— begin —

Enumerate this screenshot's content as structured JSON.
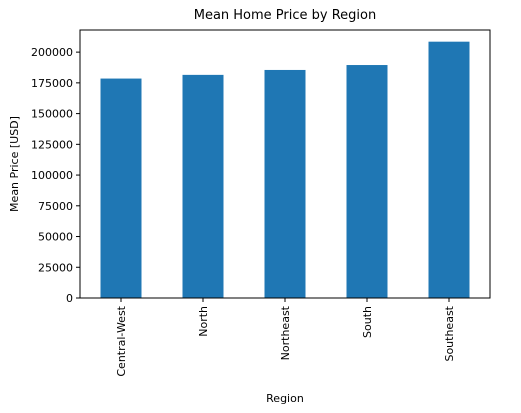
{
  "chart_data": {
    "type": "bar",
    "title": "Mean Home Price by Region",
    "xlabel": "Region",
    "ylabel": "Mean Price [USD]",
    "categories": [
      "Central-West",
      "North",
      "Northeast",
      "South",
      "Southeast"
    ],
    "values": [
      178500,
      181500,
      185500,
      189500,
      208500
    ],
    "ylim": [
      0,
      218000
    ],
    "yticks": [
      0,
      25000,
      50000,
      75000,
      100000,
      125000,
      150000,
      175000,
      200000
    ],
    "ytick_labels": [
      "0",
      "25000",
      "50000",
      "75000",
      "100000",
      "125000",
      "150000",
      "175000",
      "200000"
    ],
    "bar_color": "#1f77b4",
    "grid": false,
    "legend": "none"
  }
}
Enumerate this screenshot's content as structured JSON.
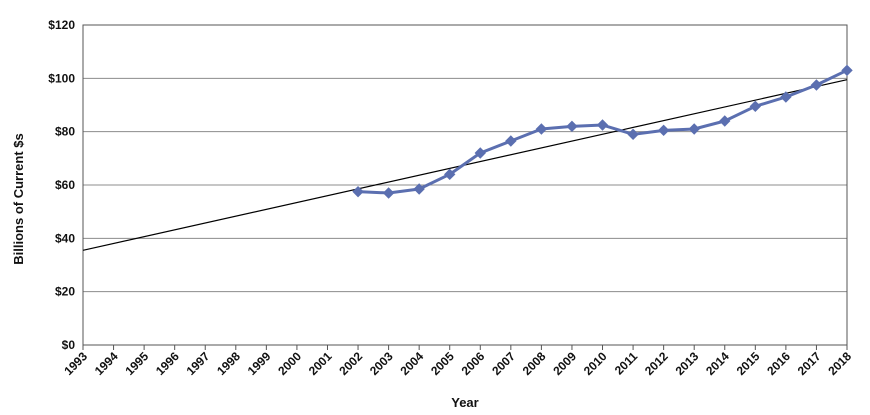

— end —

What you have to do: Send back the data above word for word, with the pictures left out.

Exercise result:
Enumerate this screenshot's content as structured JSON.
{
  "chart_data": {
    "type": "bar",
    "title": "Mean Home Price by Region",
    "xlabel": "Region",
    "ylabel": "Mean Price [USD]",
    "categories": [
      "Central-West",
      "North",
      "Northeast",
      "South",
      "Southeast"
    ],
    "values": [
      178500,
      181500,
      185500,
      189500,
      208500
    ],
    "ylim": [
      0,
      218000
    ],
    "yticks": [
      0,
      25000,
      50000,
      75000,
      100000,
      125000,
      150000,
      175000,
      200000
    ],
    "ytick_labels": [
      "0",
      "25000",
      "50000",
      "75000",
      "100000",
      "125000",
      "150000",
      "175000",
      "200000"
    ],
    "bar_color": "#1f77b4",
    "grid": false,
    "legend": "none"
  }
}
Enumerate this screenshot's content as structured JSON.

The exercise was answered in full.